### What to work on
Reproduce the listing below exactly, minus its pictures.

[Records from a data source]

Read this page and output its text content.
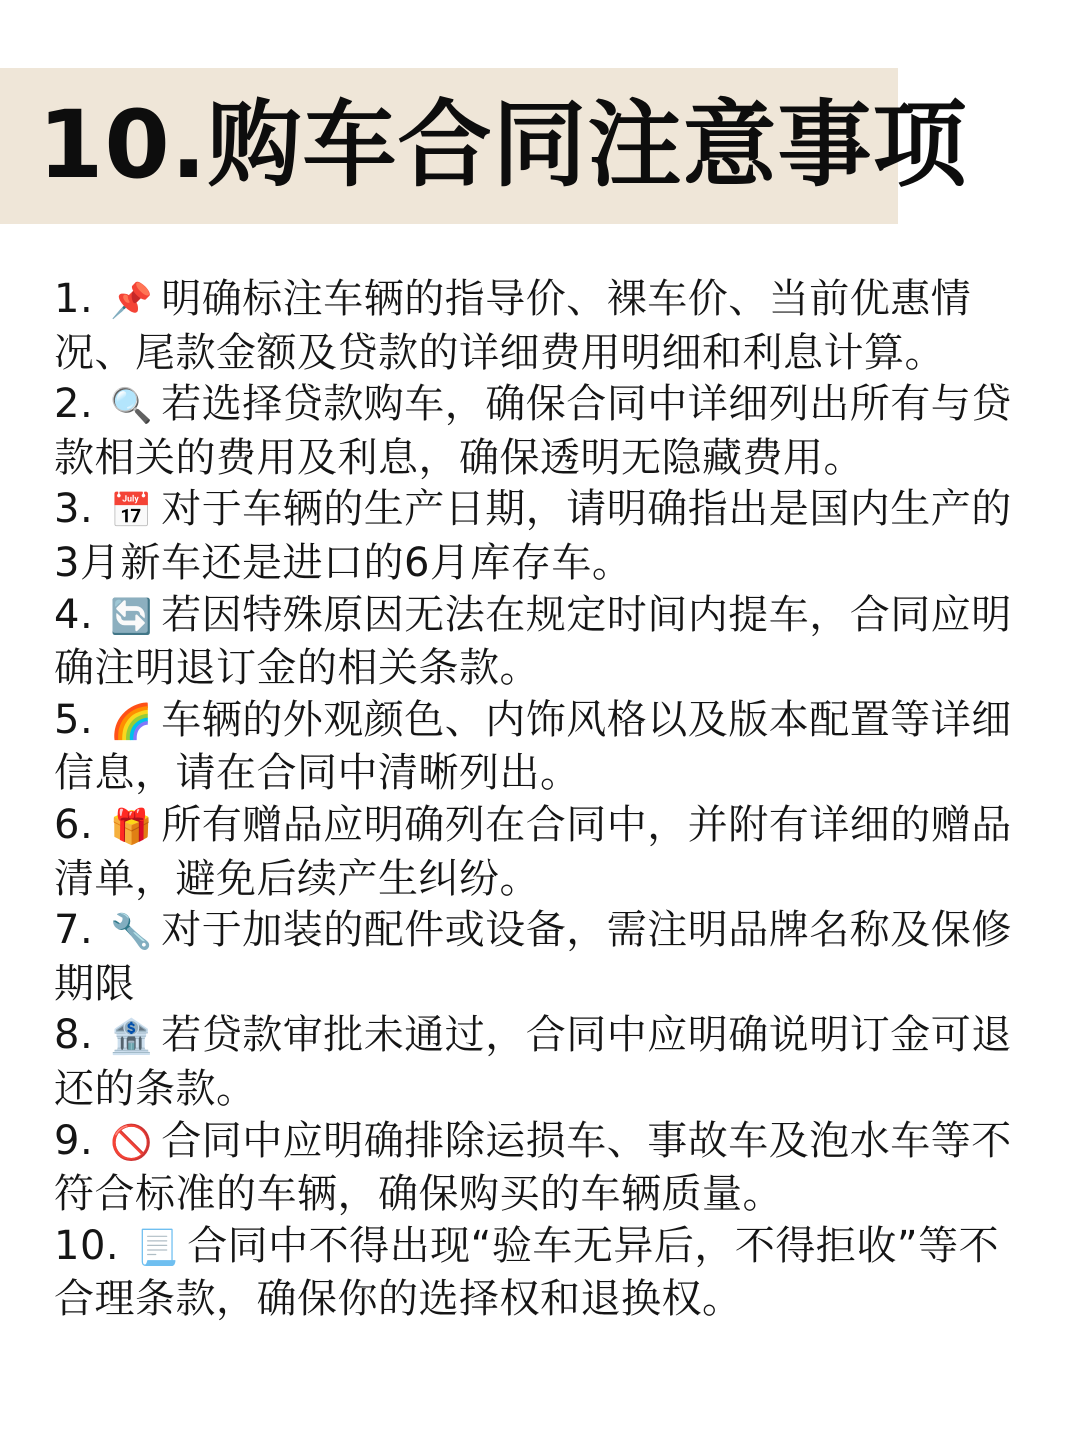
10.购车合同注意事项
1. 📌 明确标注车辆的指导价、裸车价、当前优惠情况、尾款金额及贷款的详细费用明细和利息计算。
2. 🔍 若选择贷款购车，确保合同中详细列出所有与贷款相关的费用及利息，确保透明无隐藏费用。
3. 📅 对于车辆的生产日期，请明确指出是国内生产的3月新车还是进口的6月库存车。
4. 🔄 若因特殊原因无法在规定时间内提车，合同应明确注明退订金的相关条款。
5. 🌈 车辆的外观颜色、内饰风格以及版本配置等详细信息，请在合同中清晰列出。
6. 🎁 所有赠品应明确列在合同中，并附有详细的赠品清单，避免后续产生纠纷。
7. 🔧 对于加装的配件或设备，需注明品牌名称及保修期限
8. 🏦 若贷款审批未通过，合同中应明确说明订金可退还的条款。
9. 🚫 合同中应明确排除运损车、事故车及泡水车等不符合标准的车辆，确保购买的车辆质量。
10. 📃 合同中不得出现“验车无异后，不得拒收”等不合理条款，确保你的选择权和退换权。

### Complete response
Read this page and output its text content.
10.购车合同注意事项
1. 📌 明确标注车辆的指导价、裸车价、当前优惠情况、尾款金额及贷款的详细费用明细和利息计算。
2. 🔍 若选择贷款购车，确保合同中详细列出所有与贷款相关的费用及利息，确保透明无隐藏费用。
3. 📅 对于车辆的生产日期，请明确指出是国内生产的3月新车还是进口的6月库存车。
4. 🔄 若因特殊原因无法在规定时间内提车，合同应明确注明退订金的相关条款。
5. 🌈 车辆的外观颜色、内饰风格以及版本配置等详细信息，请在合同中清晰列出。
6. 🎁 所有赠品应明确列在合同中，并附有详细的赠品清单，避免后续产生纠纷。
7. 🔧 对于加装的配件或设备，需注明品牌名称及保修期限
8. 🏦 若贷款审批未通过，合同中应明确说明订金可退还的条款。
9. 🚫 合同中应明确排除运损车、事故车及泡水车等不符合标准的车辆，确保购买的车辆质量。
10. 📃 合同中不得出现“验车无异后，不得拒收”等不合理条款，确保你的选择权和退换权。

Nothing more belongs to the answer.